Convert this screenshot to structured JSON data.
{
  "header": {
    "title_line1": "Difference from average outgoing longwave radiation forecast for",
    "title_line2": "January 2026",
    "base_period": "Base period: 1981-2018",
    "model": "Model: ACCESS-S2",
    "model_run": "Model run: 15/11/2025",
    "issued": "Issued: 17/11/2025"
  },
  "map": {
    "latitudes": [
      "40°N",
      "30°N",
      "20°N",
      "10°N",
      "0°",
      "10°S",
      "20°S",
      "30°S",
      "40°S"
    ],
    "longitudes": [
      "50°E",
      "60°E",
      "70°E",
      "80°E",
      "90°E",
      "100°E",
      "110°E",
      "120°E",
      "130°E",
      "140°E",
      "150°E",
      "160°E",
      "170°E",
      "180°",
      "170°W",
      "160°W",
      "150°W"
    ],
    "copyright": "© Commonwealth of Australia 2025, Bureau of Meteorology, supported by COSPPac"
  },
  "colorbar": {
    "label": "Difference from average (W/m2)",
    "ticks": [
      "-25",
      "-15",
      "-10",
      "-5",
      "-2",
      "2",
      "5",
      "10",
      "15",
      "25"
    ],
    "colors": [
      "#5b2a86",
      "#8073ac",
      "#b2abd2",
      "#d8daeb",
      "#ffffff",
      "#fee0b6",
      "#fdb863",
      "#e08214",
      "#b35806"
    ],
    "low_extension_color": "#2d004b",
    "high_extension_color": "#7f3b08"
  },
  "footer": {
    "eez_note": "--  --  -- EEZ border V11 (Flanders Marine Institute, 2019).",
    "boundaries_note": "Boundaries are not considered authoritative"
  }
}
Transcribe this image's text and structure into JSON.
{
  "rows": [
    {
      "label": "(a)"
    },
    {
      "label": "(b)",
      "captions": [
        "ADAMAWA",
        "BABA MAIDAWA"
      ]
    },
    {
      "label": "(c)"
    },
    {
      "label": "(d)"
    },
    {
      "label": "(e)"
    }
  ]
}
════════════════
== Problem to work on ==
Copy every line of the material in which the word "this" occurs.

== In response ==
Convert this screenshot to structured JSON data.
Transcribe this image's text and structure into JSON.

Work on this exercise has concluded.